## Problem to work on
Using the records below, locate all lines containing "document" and return them.

BEGIN Stored records

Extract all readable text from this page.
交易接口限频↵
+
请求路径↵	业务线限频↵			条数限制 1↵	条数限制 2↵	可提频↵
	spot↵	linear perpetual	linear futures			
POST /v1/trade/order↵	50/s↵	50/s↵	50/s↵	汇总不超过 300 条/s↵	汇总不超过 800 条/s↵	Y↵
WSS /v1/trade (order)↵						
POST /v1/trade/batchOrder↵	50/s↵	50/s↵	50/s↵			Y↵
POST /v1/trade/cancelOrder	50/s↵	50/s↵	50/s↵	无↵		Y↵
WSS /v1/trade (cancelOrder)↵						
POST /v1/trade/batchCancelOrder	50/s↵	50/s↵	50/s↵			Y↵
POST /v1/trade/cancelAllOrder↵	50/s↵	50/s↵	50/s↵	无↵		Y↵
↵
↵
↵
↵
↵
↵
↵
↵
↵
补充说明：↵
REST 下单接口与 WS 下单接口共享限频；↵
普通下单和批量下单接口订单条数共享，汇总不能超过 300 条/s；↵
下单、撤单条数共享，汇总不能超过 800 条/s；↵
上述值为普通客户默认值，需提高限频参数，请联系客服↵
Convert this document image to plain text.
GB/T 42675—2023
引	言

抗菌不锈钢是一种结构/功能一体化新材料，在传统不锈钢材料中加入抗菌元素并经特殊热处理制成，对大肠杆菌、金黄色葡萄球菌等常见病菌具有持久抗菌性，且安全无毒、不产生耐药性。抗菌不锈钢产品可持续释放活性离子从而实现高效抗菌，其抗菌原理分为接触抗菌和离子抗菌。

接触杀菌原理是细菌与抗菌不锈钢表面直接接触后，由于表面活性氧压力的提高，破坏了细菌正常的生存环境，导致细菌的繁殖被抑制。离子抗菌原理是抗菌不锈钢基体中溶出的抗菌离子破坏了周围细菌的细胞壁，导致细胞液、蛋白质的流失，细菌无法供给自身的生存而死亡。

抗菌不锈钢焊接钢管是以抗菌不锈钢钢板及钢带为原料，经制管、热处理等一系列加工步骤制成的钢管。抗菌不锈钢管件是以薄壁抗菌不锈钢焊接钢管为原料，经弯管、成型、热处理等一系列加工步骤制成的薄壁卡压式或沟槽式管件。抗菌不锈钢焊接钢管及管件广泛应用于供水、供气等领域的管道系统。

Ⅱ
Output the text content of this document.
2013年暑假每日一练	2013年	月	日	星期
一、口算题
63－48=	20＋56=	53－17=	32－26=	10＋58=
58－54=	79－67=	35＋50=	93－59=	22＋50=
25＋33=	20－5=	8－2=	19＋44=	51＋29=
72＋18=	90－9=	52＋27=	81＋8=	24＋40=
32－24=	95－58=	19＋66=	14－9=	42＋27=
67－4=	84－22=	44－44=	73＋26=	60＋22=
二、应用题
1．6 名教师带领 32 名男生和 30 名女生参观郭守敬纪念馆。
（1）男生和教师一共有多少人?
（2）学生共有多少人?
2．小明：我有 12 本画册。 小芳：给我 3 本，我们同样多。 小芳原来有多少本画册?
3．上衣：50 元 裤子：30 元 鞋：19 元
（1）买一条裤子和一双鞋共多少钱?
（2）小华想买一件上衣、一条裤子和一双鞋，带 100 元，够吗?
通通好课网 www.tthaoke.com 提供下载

END Stored records

## Response to this task
Convert this document image to plain text.
Output the text content of this document.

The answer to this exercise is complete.